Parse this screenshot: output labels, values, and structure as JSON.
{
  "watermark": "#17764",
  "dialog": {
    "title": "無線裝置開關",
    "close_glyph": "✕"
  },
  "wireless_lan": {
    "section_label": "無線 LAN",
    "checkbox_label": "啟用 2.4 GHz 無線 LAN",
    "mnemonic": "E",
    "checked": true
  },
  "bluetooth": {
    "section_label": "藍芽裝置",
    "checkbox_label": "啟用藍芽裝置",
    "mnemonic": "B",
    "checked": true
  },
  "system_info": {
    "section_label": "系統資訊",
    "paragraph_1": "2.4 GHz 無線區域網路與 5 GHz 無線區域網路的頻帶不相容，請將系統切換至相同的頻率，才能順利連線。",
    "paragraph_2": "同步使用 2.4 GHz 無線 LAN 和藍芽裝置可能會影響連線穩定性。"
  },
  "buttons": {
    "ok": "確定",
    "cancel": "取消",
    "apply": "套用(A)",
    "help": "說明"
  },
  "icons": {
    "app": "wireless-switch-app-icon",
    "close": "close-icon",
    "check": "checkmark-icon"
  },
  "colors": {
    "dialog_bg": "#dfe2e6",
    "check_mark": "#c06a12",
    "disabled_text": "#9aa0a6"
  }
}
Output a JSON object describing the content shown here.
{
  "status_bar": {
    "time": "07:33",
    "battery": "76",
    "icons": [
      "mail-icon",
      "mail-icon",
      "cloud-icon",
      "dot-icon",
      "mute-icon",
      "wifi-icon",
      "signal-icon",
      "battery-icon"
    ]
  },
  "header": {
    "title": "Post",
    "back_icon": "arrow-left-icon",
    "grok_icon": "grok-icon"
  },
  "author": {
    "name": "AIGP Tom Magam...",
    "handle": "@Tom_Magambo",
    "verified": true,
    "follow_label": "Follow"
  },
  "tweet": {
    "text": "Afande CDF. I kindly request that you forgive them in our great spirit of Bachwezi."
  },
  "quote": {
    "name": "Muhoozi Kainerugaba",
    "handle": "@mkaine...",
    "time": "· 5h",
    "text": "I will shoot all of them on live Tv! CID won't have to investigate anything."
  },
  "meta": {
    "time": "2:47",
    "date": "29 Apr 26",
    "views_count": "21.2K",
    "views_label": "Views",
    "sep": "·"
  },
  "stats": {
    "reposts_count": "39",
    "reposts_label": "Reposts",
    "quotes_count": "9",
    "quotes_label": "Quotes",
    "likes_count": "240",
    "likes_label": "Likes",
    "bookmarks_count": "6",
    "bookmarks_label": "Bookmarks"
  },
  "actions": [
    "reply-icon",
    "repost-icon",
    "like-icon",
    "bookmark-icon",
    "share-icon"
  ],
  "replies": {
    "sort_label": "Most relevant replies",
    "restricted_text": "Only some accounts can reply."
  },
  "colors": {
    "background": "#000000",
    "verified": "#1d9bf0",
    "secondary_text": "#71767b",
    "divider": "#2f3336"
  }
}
****************************************
__EXERCISE PROMPT__:
Identify the lines above that contain the word "reply", then copy them.

__RESPONSE__:
    "reply-icon",
    "restricted_text": "Only some accounts can reply."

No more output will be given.